= TASK OBJECTIVE =
For each line below that contains the string "kvartal", copy that line.

-- begin DATA SECTION --

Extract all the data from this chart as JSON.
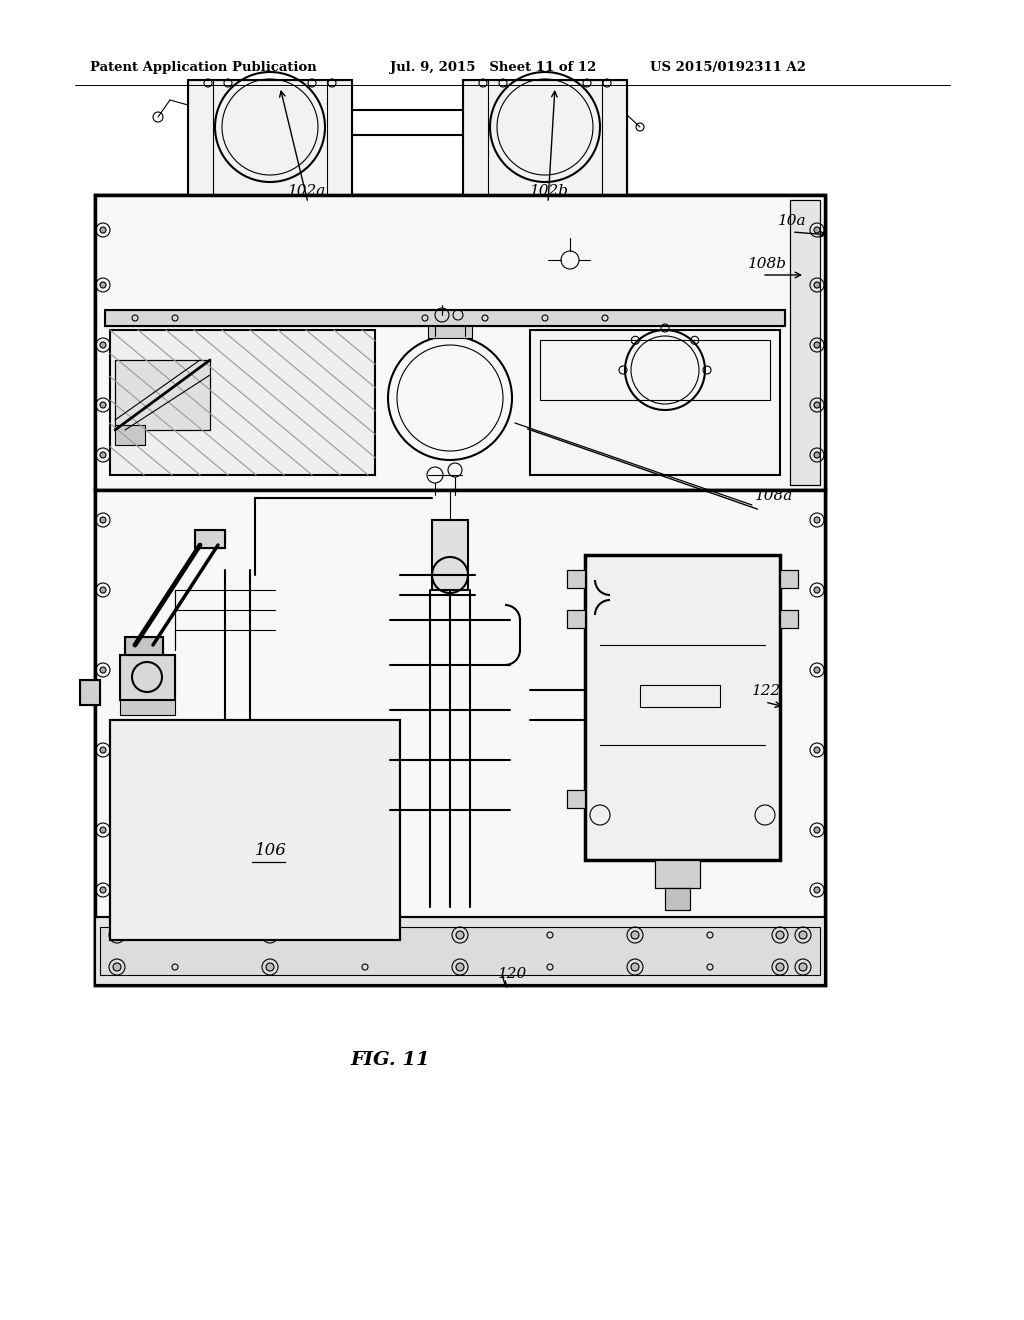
{
  "header_left": "Patent Application Publication",
  "header_mid": "Jul. 9, 2015   Sheet 11 of 12",
  "header_right": "US 2015/0192311 A2",
  "figure_caption": "FIG. 11",
  "bg_color": "#ffffff",
  "line_color": "#000000",
  "label_102a": "102a",
  "label_102b": "102b",
  "label_10a": "10a",
  "label_108b": "108b",
  "label_108a": "108a",
  "label_106": "106",
  "label_122": "122",
  "label_120": "120"
}
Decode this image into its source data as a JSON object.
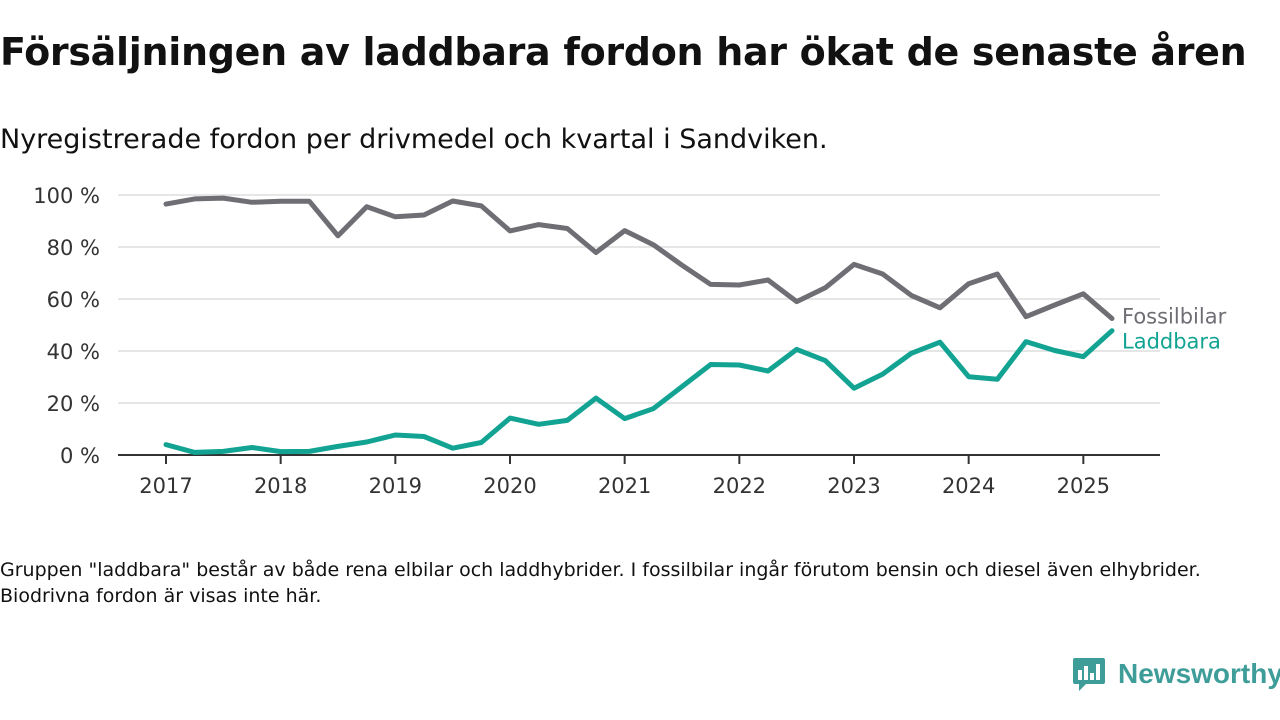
{
  "header": {
    "title": "Försäljningen av laddbara fordon har ökat de senaste åren",
    "subtitle": "Nyregistrerade fordon per drivmedel och kvartal i Sandviken."
  },
  "footnote": "Gruppen \"laddbara\" består av både rena elbilar och laddhybrider. I fossilbilar ingår förutom bensin och diesel även elhybrider. Biodrivna fordon är visas inte här.",
  "brand": {
    "name": "Newsworthy",
    "color": "#3f9d99"
  },
  "chart_data": {
    "type": "line",
    "title": "Försäljningen av laddbara fordon har ökat de senaste åren",
    "subtitle": "Nyregistrerade fordon per drivmedel och kvartal i Sandviken.",
    "xlabel": "",
    "ylabel": "",
    "x_ticks": [
      "2017",
      "2018",
      "2019",
      "2020",
      "2021",
      "2022",
      "2023",
      "2024",
      "2025"
    ],
    "y_ticks": [
      "0 %",
      "20 %",
      "40 %",
      "60 %",
      "80 %",
      "100 %"
    ],
    "ylim": [
      0,
      100
    ],
    "xlim": [
      2017.0,
      2025.25
    ],
    "grid": "horizontal",
    "legend": "inline labels at line ends",
    "x": [
      2017.0,
      2017.25,
      2017.5,
      2017.75,
      2018.0,
      2018.25,
      2018.5,
      2018.75,
      2019.0,
      2019.25,
      2019.5,
      2019.75,
      2020.0,
      2020.25,
      2020.5,
      2020.75,
      2021.0,
      2021.25,
      2021.5,
      2021.75,
      2022.0,
      2022.25,
      2022.5,
      2022.75,
      2023.0,
      2023.25,
      2023.5,
      2023.75,
      2024.0,
      2024.25,
      2024.5,
      2024.75,
      2025.0,
      2025.25
    ],
    "series": [
      {
        "name": "Fossilbilar",
        "color": "#6f6e74",
        "values": [
          96.5,
          98.5,
          98.8,
          97.2,
          97.6,
          97.6,
          84.3,
          95.5,
          91.6,
          92.3,
          97.7,
          95.8,
          86.2,
          88.6,
          87.1,
          77.9,
          86.3,
          80.9,
          73.0,
          65.6,
          65.4,
          67.3,
          59.0,
          64.3,
          73.3,
          69.6,
          61.4,
          56.6,
          65.9,
          69.6,
          53.2,
          57.7,
          62.0,
          52.5
        ]
      },
      {
        "name": "Laddbara",
        "color": "#12a393",
        "values": [
          4.0,
          1.0,
          1.4,
          2.9,
          1.3,
          1.4,
          3.3,
          5.0,
          7.7,
          7.1,
          2.6,
          4.8,
          14.2,
          11.8,
          13.3,
          21.9,
          14.0,
          17.8,
          26.3,
          34.8,
          34.6,
          32.3,
          40.6,
          36.3,
          25.7,
          31.1,
          39.1,
          43.4,
          30.1,
          29.1,
          43.6,
          40.2,
          37.8,
          47.8
        ]
      }
    ]
  }
}
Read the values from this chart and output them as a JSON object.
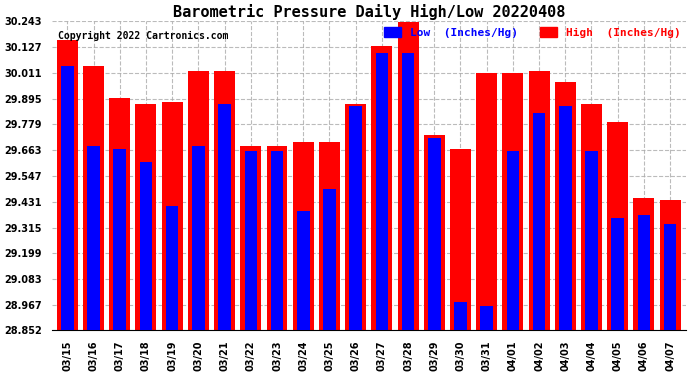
{
  "title": "Barometric Pressure Daily High/Low 20220408",
  "copyright": "Copyright 2022 Cartronics.com",
  "legend_low": "Low  (Inches/Hg)",
  "legend_high": "High  (Inches/Hg)",
  "dates": [
    "03/15",
    "03/16",
    "03/17",
    "03/18",
    "03/19",
    "03/20",
    "03/21",
    "03/22",
    "03/23",
    "03/24",
    "03/25",
    "03/26",
    "03/27",
    "03/28",
    "03/29",
    "03/30",
    "03/31",
    "04/01",
    "04/02",
    "04/03",
    "04/04",
    "04/05",
    "04/06",
    "04/07"
  ],
  "high_values": [
    30.16,
    30.04,
    29.9,
    29.87,
    29.88,
    30.02,
    30.02,
    29.68,
    29.68,
    29.7,
    29.7,
    29.87,
    30.13,
    30.24,
    29.73,
    29.67,
    30.01,
    30.01,
    30.02,
    29.97,
    29.87,
    29.79,
    29.45,
    29.44
  ],
  "low_values": [
    30.04,
    29.68,
    29.67,
    29.61,
    29.41,
    29.68,
    29.87,
    29.66,
    29.66,
    29.39,
    29.49,
    29.86,
    30.1,
    30.1,
    29.72,
    28.98,
    28.96,
    29.66,
    29.83,
    29.86,
    29.66,
    29.36,
    29.37,
    29.33
  ],
  "ylim_min": 28.852,
  "ylim_max": 30.243,
  "yticks": [
    28.852,
    28.967,
    29.083,
    29.199,
    29.315,
    29.431,
    29.547,
    29.663,
    29.779,
    29.895,
    30.011,
    30.127,
    30.243
  ],
  "bar_color_high": "#ff0000",
  "bar_color_low": "#0000ff",
  "bg_color": "#ffffff",
  "title_fontsize": 11,
  "copyright_fontsize": 7,
  "legend_fontsize": 8,
  "tick_fontsize": 7,
  "grid_color": "#aaaaaa",
  "grid_style": "--",
  "grid_alpha": 0.8
}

-- end DATA SECTION --

= WORKED SOLUTION =
    "subtitle": "Nyregistrerade fordon per drivmedel och kvartal i Sandviken."
    "subtitle": "Nyregistrerade fordon per drivmedel och kvartal i Sandviken.",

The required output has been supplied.